Exercise:
Without the images, write out all of the following entries exactly.

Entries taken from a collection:
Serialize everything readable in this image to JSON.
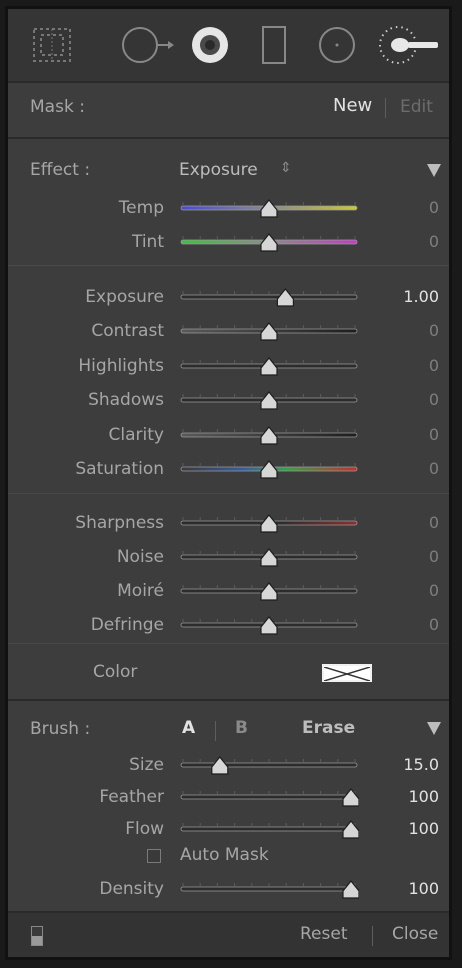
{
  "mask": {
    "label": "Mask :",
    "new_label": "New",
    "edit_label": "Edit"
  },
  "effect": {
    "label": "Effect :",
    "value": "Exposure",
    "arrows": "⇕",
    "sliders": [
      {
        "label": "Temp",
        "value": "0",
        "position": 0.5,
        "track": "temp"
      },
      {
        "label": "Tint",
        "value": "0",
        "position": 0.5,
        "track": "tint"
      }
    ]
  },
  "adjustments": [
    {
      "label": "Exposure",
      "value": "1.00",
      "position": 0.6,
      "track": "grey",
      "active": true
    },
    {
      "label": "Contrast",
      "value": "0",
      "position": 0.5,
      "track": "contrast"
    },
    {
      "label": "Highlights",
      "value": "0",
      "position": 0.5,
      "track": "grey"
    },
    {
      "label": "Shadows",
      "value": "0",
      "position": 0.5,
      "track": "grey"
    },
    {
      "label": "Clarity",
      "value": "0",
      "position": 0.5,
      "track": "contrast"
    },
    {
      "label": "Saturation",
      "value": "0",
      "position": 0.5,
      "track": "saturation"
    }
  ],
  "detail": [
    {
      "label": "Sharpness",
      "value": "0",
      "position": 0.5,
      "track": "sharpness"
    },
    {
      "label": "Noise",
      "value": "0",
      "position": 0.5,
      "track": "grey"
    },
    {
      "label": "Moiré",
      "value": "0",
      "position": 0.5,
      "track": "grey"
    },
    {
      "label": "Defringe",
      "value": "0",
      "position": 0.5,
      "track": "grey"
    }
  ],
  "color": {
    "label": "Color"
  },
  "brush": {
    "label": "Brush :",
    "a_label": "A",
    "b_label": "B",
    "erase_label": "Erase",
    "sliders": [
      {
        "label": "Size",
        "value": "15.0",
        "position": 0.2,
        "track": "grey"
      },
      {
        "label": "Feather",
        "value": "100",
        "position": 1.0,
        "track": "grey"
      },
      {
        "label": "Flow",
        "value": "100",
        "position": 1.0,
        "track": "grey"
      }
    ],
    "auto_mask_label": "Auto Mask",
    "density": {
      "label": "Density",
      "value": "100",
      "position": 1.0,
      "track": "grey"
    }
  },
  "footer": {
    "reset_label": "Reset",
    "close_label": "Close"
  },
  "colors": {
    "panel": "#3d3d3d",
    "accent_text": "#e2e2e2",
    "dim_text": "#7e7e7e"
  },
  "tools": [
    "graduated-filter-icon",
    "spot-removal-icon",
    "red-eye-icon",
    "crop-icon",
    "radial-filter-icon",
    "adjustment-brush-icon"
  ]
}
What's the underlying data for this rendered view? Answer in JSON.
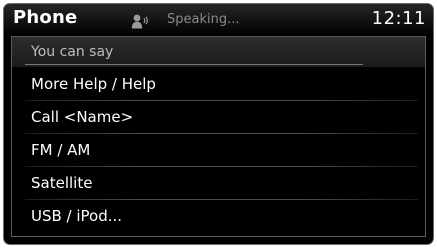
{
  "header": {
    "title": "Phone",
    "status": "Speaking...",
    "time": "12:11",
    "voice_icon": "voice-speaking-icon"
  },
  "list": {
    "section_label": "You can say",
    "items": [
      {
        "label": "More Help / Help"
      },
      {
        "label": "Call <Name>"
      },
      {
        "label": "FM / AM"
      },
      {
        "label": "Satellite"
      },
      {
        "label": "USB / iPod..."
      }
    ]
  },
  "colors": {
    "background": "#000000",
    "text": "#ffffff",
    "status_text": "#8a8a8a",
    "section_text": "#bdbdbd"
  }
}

Problem solution:
Serialize everything readable in this image to JSON.
{
  "mask": {
    "label": "Mask :",
    "new_label": "New",
    "edit_label": "Edit"
  },
  "effect": {
    "label": "Effect :",
    "value": "Exposure",
    "arrows": "⇕",
    "sliders": [
      {
        "label": "Temp",
        "value": "0",
        "position": 0.5,
        "track": "temp"
      },
      {
        "label": "Tint",
        "value": "0",
        "position": 0.5,
        "track": "tint"
      }
    ]
  },
  "adjustments": [
    {
      "label": "Exposure",
      "value": "1.00",
      "position": 0.6,
      "track": "grey",
      "active": true
    },
    {
      "label": "Contrast",
      "value": "0",
      "position": 0.5,
      "track": "contrast"
    },
    {
      "label": "Highlights",
      "value": "0",
      "position": 0.5,
      "track": "grey"
    },
    {
      "label": "Shadows",
      "value": "0",
      "position": 0.5,
      "track": "grey"
    },
    {
      "label": "Clarity",
      "value": "0",
      "position": 0.5,
      "track": "contrast"
    },
    {
      "label": "Saturation",
      "value": "0",
      "position": 0.5,
      "track": "saturation"
    }
  ],
  "detail": [
    {
      "label": "Sharpness",
      "value": "0",
      "position": 0.5,
      "track": "sharpness"
    },
    {
      "label": "Noise",
      "value": "0",
      "position": 0.5,
      "track": "grey"
    },
    {
      "label": "Moiré",
      "value": "0",
      "position": 0.5,
      "track": "grey"
    },
    {
      "label": "Defringe",
      "value": "0",
      "position": 0.5,
      "track": "grey"
    }
  ],
  "color": {
    "label": "Color"
  },
  "brush": {
    "label": "Brush :",
    "a_label": "A",
    "b_label": "B",
    "erase_label": "Erase",
    "sliders": [
      {
        "label": "Size",
        "value": "15.0",
        "position": 0.2,
        "track": "grey"
      },
      {
        "label": "Feather",
        "value": "100",
        "position": 1.0,
        "track": "grey"
      },
      {
        "label": "Flow",
        "value": "100",
        "position": 1.0,
        "track": "grey"
      }
    ],
    "auto_mask_label": "Auto Mask",
    "density": {
      "label": "Density",
      "value": "100",
      "position": 1.0,
      "track": "grey"
    }
  },
  "footer": {
    "reset_label": "Reset",
    "close_label": "Close"
  },
  "colors": {
    "panel": "#3d3d3d",
    "accent_text": "#e2e2e2",
    "dim_text": "#7e7e7e"
  },
  "tools": [
    "graduated-filter-icon",
    "spot-removal-icon",
    "red-eye-icon",
    "crop-icon",
    "radial-filter-icon",
    "adjustment-brush-icon"
  ]
}
What's the underlying data for this rendered view? Answer in JSON.
{
  "header": {
    "title": "Phone",
    "status": "Speaking...",
    "time": "12:11",
    "voice_icon": "voice-speaking-icon"
  },
  "list": {
    "section_label": "You can say",
    "items": [
      {
        "label": "More Help / Help"
      },
      {
        "label": "Call <Name>"
      },
      {
        "label": "FM / AM"
      },
      {
        "label": "Satellite"
      },
      {
        "label": "USB / iPod..."
      }
    ]
  },
  "colors": {
    "background": "#000000",
    "text": "#ffffff",
    "status_text": "#8a8a8a",
    "section_text": "#bdbdbd"
  }
}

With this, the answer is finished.